▸ **Exercise brief**
Find and copy each line of the records where the string "name" shows up.

(Stored records)
[BEGIN]
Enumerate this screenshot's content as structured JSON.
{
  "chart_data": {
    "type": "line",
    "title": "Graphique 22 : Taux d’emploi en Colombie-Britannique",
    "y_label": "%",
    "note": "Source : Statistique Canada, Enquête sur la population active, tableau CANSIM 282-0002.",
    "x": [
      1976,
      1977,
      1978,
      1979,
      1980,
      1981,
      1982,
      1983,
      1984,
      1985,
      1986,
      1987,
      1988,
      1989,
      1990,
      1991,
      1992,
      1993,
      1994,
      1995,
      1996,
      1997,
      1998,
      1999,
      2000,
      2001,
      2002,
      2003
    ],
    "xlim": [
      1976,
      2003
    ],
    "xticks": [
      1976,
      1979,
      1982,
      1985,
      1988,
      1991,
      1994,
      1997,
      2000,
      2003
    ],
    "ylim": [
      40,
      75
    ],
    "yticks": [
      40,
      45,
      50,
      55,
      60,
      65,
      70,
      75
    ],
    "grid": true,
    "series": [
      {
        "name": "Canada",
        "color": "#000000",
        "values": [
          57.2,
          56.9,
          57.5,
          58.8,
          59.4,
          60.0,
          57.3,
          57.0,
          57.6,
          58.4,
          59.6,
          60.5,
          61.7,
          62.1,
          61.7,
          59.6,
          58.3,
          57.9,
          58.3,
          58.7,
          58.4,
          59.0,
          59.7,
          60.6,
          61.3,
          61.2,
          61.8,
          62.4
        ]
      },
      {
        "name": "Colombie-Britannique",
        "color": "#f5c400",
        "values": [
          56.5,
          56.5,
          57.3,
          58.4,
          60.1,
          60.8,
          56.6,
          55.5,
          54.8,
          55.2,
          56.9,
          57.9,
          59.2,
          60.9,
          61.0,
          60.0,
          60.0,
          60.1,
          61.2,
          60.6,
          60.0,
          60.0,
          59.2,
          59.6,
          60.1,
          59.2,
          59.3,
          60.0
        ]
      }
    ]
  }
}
[END]
▸ **The answer**
        "name": "Canada",
        "name": "Colombie-Britannique",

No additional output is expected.